**Objective**
Look through the data below and report how many lines include "videos". Only the number should be given.

**Dataset excerpts**
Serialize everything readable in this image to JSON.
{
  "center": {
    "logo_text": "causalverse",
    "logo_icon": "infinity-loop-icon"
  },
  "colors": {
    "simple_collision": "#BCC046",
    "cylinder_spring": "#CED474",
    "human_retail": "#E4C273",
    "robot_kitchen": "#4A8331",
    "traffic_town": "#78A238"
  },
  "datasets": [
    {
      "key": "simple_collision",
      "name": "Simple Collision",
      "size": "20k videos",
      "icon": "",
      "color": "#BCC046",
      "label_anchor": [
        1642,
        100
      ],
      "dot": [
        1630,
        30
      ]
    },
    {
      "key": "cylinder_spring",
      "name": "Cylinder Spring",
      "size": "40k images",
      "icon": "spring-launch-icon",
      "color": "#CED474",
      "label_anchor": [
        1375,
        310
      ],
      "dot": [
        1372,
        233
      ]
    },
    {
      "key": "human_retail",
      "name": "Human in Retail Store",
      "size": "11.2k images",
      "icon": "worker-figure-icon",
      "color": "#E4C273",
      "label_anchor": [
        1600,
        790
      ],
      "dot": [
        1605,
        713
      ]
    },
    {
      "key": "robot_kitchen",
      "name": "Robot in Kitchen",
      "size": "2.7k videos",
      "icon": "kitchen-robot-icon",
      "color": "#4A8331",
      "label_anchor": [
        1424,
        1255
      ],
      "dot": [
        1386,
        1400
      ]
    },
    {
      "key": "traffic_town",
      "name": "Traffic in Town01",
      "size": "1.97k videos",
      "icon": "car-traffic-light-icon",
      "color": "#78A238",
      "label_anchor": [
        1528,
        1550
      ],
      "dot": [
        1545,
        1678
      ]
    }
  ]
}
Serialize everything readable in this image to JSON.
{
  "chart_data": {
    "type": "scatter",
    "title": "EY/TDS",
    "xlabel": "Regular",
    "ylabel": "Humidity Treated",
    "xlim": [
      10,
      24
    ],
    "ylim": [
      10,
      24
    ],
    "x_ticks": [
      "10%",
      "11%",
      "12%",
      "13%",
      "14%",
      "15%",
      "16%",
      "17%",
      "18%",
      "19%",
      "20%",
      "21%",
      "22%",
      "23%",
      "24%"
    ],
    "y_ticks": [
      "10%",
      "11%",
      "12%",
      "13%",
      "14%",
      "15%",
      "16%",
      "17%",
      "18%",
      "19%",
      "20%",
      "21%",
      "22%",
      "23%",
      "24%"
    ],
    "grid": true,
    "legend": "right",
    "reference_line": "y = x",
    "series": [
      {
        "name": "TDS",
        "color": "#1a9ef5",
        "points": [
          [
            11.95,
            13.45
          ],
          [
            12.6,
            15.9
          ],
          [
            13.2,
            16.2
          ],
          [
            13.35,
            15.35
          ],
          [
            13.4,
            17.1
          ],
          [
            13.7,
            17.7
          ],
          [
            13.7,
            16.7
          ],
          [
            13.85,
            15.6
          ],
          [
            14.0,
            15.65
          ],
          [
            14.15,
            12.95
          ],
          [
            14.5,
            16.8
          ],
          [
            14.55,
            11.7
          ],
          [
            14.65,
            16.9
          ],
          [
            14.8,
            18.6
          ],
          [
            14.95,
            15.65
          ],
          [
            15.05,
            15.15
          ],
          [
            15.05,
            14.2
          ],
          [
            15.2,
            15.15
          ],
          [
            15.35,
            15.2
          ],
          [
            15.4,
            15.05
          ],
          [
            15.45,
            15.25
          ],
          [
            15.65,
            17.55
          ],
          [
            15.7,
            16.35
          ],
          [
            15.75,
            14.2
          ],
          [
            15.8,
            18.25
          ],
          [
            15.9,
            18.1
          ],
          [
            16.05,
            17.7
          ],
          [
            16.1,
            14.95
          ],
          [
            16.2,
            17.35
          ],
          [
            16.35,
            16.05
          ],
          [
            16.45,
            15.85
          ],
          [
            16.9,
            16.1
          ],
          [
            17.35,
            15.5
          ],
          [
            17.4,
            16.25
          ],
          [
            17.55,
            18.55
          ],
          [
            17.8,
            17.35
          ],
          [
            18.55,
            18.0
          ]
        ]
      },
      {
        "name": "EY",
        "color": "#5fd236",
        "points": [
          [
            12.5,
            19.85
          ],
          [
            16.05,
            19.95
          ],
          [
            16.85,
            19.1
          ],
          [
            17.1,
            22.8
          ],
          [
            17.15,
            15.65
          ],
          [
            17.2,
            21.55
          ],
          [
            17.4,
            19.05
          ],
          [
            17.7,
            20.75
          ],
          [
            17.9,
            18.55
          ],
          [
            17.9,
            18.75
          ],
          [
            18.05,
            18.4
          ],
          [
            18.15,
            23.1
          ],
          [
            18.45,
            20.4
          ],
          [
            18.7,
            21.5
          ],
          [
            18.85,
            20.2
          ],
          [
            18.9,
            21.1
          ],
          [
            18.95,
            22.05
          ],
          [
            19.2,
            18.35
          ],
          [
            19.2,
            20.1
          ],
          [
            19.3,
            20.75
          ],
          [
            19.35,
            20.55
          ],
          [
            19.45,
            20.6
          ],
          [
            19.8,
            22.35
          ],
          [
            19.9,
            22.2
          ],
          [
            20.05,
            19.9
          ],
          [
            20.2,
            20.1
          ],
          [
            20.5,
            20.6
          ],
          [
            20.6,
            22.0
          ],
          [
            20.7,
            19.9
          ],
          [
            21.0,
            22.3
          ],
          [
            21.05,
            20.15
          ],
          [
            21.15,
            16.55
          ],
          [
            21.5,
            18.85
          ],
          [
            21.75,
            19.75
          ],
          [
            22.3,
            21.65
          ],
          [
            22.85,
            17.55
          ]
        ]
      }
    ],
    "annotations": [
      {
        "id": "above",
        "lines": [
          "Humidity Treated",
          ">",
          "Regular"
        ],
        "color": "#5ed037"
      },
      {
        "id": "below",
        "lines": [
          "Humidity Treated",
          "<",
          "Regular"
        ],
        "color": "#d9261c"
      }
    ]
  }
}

**Expected answer**
3